* Begin ENTRIES PROVIDED *

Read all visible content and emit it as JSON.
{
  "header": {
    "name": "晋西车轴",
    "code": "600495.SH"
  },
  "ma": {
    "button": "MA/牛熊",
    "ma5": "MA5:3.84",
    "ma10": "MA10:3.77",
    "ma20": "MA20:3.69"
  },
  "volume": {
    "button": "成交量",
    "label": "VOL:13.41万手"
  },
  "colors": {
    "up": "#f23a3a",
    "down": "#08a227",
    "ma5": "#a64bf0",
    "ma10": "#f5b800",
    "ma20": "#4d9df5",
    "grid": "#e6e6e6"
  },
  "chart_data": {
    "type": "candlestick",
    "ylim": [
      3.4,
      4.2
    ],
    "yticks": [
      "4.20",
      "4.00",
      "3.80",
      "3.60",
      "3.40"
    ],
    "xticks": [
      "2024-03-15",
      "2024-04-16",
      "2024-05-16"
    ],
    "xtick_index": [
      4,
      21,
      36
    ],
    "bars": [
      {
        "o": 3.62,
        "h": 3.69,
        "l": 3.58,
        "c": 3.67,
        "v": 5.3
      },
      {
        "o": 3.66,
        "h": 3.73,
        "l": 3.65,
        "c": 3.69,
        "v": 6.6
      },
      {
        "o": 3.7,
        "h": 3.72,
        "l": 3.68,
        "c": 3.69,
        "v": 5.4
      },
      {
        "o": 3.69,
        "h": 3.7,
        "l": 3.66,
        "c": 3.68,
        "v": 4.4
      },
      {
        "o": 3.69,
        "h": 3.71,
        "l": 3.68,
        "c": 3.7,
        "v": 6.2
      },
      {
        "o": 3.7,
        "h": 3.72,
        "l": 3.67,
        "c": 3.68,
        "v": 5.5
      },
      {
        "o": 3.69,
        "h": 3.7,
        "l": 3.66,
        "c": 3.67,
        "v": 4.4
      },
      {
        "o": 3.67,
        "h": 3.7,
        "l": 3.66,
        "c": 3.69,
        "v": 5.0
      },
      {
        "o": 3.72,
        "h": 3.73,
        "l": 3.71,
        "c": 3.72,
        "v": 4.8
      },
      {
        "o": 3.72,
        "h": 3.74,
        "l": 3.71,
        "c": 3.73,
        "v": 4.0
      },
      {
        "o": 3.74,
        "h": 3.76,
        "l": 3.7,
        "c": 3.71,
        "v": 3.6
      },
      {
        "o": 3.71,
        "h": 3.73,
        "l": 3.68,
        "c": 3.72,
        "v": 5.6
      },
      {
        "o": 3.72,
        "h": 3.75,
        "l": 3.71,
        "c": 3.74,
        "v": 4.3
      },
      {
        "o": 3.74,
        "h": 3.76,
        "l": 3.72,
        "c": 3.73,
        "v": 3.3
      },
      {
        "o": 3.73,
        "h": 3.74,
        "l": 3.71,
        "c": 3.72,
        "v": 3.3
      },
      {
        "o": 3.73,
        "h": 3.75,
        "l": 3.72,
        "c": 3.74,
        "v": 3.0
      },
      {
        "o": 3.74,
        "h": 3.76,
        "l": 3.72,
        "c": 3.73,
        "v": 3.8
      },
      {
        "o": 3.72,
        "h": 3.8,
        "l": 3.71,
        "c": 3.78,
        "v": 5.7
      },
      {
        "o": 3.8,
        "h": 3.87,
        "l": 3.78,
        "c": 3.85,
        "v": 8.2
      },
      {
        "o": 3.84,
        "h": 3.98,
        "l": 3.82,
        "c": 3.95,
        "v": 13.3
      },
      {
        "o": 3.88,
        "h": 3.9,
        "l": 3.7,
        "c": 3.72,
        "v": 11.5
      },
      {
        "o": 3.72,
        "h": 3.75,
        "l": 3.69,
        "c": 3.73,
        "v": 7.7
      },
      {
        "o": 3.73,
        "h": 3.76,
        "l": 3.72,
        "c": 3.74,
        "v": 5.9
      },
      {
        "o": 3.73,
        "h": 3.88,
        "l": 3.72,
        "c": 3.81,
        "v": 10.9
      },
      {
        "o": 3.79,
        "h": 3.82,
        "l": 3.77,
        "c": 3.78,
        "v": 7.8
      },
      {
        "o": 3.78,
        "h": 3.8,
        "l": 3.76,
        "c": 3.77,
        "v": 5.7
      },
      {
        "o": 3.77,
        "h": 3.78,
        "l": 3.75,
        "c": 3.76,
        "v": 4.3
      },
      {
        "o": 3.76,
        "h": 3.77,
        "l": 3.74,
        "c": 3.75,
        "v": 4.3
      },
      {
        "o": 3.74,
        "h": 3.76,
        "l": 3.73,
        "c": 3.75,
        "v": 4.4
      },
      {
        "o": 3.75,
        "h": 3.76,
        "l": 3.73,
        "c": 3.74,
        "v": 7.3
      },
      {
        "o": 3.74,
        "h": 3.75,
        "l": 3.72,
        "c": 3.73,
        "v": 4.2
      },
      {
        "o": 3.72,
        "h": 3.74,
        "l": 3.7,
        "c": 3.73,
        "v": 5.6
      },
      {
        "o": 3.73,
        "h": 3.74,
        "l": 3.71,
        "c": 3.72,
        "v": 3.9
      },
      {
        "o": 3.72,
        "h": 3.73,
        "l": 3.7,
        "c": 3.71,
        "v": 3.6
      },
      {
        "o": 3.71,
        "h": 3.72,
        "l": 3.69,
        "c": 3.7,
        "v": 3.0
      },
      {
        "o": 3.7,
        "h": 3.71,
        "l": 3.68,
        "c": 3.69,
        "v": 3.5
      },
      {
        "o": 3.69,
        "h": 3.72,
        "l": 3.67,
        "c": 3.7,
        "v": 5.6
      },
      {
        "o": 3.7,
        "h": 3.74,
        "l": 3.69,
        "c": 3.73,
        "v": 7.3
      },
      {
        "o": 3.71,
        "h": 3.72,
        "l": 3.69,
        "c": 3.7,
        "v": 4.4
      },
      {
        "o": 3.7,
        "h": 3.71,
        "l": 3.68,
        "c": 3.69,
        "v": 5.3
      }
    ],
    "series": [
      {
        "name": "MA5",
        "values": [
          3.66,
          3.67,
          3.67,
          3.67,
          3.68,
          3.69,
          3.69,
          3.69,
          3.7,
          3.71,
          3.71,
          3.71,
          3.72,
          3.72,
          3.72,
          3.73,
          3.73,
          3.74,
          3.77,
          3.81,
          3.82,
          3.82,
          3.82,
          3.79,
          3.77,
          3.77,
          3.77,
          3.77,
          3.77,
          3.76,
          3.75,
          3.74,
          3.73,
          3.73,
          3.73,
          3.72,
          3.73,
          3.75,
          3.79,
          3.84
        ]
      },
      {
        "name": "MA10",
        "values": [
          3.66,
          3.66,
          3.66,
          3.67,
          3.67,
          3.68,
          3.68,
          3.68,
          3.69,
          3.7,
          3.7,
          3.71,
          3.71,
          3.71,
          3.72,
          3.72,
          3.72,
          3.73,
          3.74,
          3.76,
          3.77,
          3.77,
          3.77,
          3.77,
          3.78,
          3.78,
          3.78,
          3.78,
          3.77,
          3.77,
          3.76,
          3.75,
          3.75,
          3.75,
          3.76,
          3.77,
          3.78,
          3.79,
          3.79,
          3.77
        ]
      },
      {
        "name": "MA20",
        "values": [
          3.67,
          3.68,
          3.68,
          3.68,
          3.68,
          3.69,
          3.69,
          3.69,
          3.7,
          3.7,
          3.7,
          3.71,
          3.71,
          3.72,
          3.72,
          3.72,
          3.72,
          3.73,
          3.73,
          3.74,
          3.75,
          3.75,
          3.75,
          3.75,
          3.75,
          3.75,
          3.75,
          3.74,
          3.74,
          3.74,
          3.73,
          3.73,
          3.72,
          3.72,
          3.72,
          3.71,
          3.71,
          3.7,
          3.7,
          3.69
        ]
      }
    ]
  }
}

* End ENTRIES PROVIDED *

**STATED EXERCISE**
Write the whole listing out again. Keep every line exactly as it is.

**WRITTEN SOLUTION**
Read all visible content and emit it as JSON.
{
  "header": {
    "name": "晋西车轴",
    "code": "600495.SH"
  },
  "ma": {
    "button": "MA/牛熊",
    "ma5": "MA5:3.84",
    "ma10": "MA10:3.77",
    "ma20": "MA20:3.69"
  },
  "volume": {
    "button": "成交量",
    "label": "VOL:13.41万手"
  },
  "colors": {
    "up": "#f23a3a",
    "down": "#08a227",
    "ma5": "#a64bf0",
    "ma10": "#f5b800",
    "ma20": "#4d9df5",
    "grid": "#e6e6e6"
  },
  "chart_data": {
    "type": "candlestick",
    "ylim": [
      3.4,
      4.2
    ],
    "yticks": [
      "4.20",
      "4.00",
      "3.80",
      "3.60",
      "3.40"
    ],
    "xticks": [
      "2024-03-15",
      "2024-04-16",
      "2024-05-16"
    ],
    "xtick_index": [
      4,
      21,
      36
    ],
    "bars": [
      {
        "o": 3.62,
        "h": 3.69,
        "l": 3.58,
        "c": 3.67,
        "v": 5.3
      },
      {
        "o": 3.66,
        "h": 3.73,
        "l": 3.65,
        "c": 3.69,
        "v": 6.6
      },
      {
        "o": 3.7,
        "h": 3.72,
        "l": 3.68,
        "c": 3.69,
        "v": 5.4
      },
      {
        "o": 3.69,
        "h": 3.7,
        "l": 3.66,
        "c": 3.68,
        "v": 4.4
      },
      {
        "o": 3.69,
        "h": 3.71,
        "l": 3.68,
        "c": 3.7,
        "v": 6.2
      },
      {
        "o": 3.7,
        "h": 3.72,
        "l": 3.67,
        "c": 3.68,
        "v": 5.5
      },
      {
        "o": 3.69,
        "h": 3.7,
        "l": 3.66,
        "c": 3.67,
        "v": 4.4
      },
      {
        "o": 3.67,
        "h": 3.7,
        "l": 3.66,
        "c": 3.69,
        "v": 5.0
      },
      {
        "o": 3.72,
        "h": 3.73,
        "l": 3.71,
        "c": 3.72,
        "v": 4.8
      },
      {
        "o": 3.72,
        "h": 3.74,
        "l": 3.71,
        "c": 3.73,
        "v": 4.0
      },
      {
        "o": 3.74,
        "h": 3.76,
        "l": 3.7,
        "c": 3.71,
        "v": 3.6
      },
      {
        "o": 3.71,
        "h": 3.73,
        "l": 3.68,
        "c": 3.72,
        "v": 5.6
      },
      {
        "o": 3.72,
        "h": 3.75,
        "l": 3.71,
        "c": 3.74,
        "v": 4.3
      },
      {
        "o": 3.74,
        "h": 3.76,
        "l": 3.72,
        "c": 3.73,
        "v": 3.3
      },
      {
        "o": 3.73,
        "h": 3.74,
        "l": 3.71,
        "c": 3.72,
        "v": 3.3
      },
      {
        "o": 3.73,
        "h": 3.75,
        "l": 3.72,
        "c": 3.74,
        "v": 3.0
      },
      {
        "o": 3.74,
        "h": 3.76,
        "l": 3.72,
        "c": 3.73,
        "v": 3.8
      },
      {
        "o": 3.72,
        "h": 3.8,
        "l": 3.71,
        "c": 3.78,
        "v": 5.7
      },
      {
        "o": 3.8,
        "h": 3.87,
        "l": 3.78,
        "c": 3.85,
        "v": 8.2
      },
      {
        "o": 3.84,
        "h": 3.98,
        "l": 3.82,
        "c": 3.95,
        "v": 13.3
      },
      {
        "o": 3.88,
        "h": 3.9,
        "l": 3.7,
        "c": 3.72,
        "v": 11.5
      },
      {
        "o": 3.72,
        "h": 3.75,
        "l": 3.69,
        "c": 3.73,
        "v": 7.7
      },
      {
        "o": 3.73,
        "h": 3.76,
        "l": 3.72,
        "c": 3.74,
        "v": 5.9
      },
      {
        "o": 3.73,
        "h": 3.88,
        "l": 3.72,
        "c": 3.81,
        "v": 10.9
      },
      {
        "o": 3.79,
        "h": 3.82,
        "l": 3.77,
        "c": 3.78,
        "v": 7.8
      },
      {
        "o": 3.78,
        "h": 3.8,
        "l": 3.76,
        "c": 3.77,
        "v": 5.7
      },
      {
        "o": 3.77,
        "h": 3.78,
        "l": 3.75,
        "c": 3.76,
        "v": 4.3
      },
      {
        "o": 3.76,
        "h": 3.77,
        "l": 3.74,
        "c": 3.75,
        "v": 4.3
      },
      {
        "o": 3.74,
        "h": 3.76,
        "l": 3.73,
        "c": 3.75,
        "v": 4.4
      },
      {
        "o": 3.75,
        "h": 3.76,
        "l": 3.73,
        "c": 3.74,
        "v": 7.3
      },
      {
        "o": 3.74,
        "h": 3.75,
        "l": 3.72,
        "c": 3.73,
        "v": 4.2
      },
      {
        "o": 3.72,
        "h": 3.74,
        "l": 3.7,
        "c": 3.73,
        "v": 5.6
      },
      {
        "o": 3.73,
        "h": 3.74,
        "l": 3.71,
        "c": 3.72,
        "v": 3.9
      },
      {
        "o": 3.72,
        "h": 3.73,
        "l": 3.7,
        "c": 3.71,
        "v": 3.6
      },
      {
        "o": 3.71,
        "h": 3.72,
        "l": 3.69,
        "c": 3.7,
        "v": 3.0
      },
      {
        "o": 3.7,
        "h": 3.71,
        "l": 3.68,
        "c": 3.69,
        "v": 3.5
      },
      {
        "o": 3.69,
        "h": 3.72,
        "l": 3.67,
        "c": 3.7,
        "v": 5.6
      },
      {
        "o": 3.7,
        "h": 3.74,
        "l": 3.69,
        "c": 3.73,
        "v": 7.3
      },
      {
        "o": 3.71,
        "h": 3.72,
        "l": 3.69,
        "c": 3.7,
        "v": 4.4
      },
      {
        "o": 3.7,
        "h": 3.71,
        "l": 3.68,
        "c": 3.69,
        "v": 5.3
      }
    ],
    "series": [
      {
        "name": "MA5",
        "values": [
          3.66,
          3.67,
          3.67,
          3.67,
          3.68,
          3.69,
          3.69,
          3.69,
          3.7,
          3.71,
          3.71,
          3.71,
          3.72,
          3.72,
          3.72,
          3.73,
          3.73,
          3.74,
          3.77,
          3.81,
          3.82,
          3.82,
          3.82,
          3.79,
          3.77,
          3.77,
          3.77,
          3.77,
          3.77,
          3.76,
          3.75,
          3.74,
          3.73,
          3.73,
          3.73,
          3.72,
          3.73,
          3.75,
          3.79,
          3.84
        ]
      },
      {
        "name": "MA10",
        "values": [
          3.66,
          3.66,
          3.66,
          3.67,
          3.67,
          3.68,
          3.68,
          3.68,
          3.69,
          3.7,
          3.7,
          3.71,
          3.71,
          3.71,
          3.72,
          3.72,
          3.72,
          3.73,
          3.74,
          3.76,
          3.77,
          3.77,
          3.77,
          3.77,
          3.78,
          3.78,
          3.78,
          3.78,
          3.77,
          3.77,
          3.76,
          3.75,
          3.75,
          3.75,
          3.76,
          3.77,
          3.78,
          3.79,
          3.79,
          3.77
        ]
      },
      {
        "name": "MA20",
        "values": [
          3.67,
          3.68,
          3.68,
          3.68,
          3.68,
          3.69,
          3.69,
          3.69,
          3.7,
          3.7,
          3.7,
          3.71,
          3.71,
          3.72,
          3.72,
          3.72,
          3.72,
          3.73,
          3.73,
          3.74,
          3.75,
          3.75,
          3.75,
          3.75,
          3.75,
          3.75,
          3.75,
          3.74,
          3.74,
          3.74,
          3.73,
          3.73,
          3.72,
          3.72,
          3.72,
          3.71,
          3.71,
          3.7,
          3.7,
          3.69
        ]
      }
    ]
  }
}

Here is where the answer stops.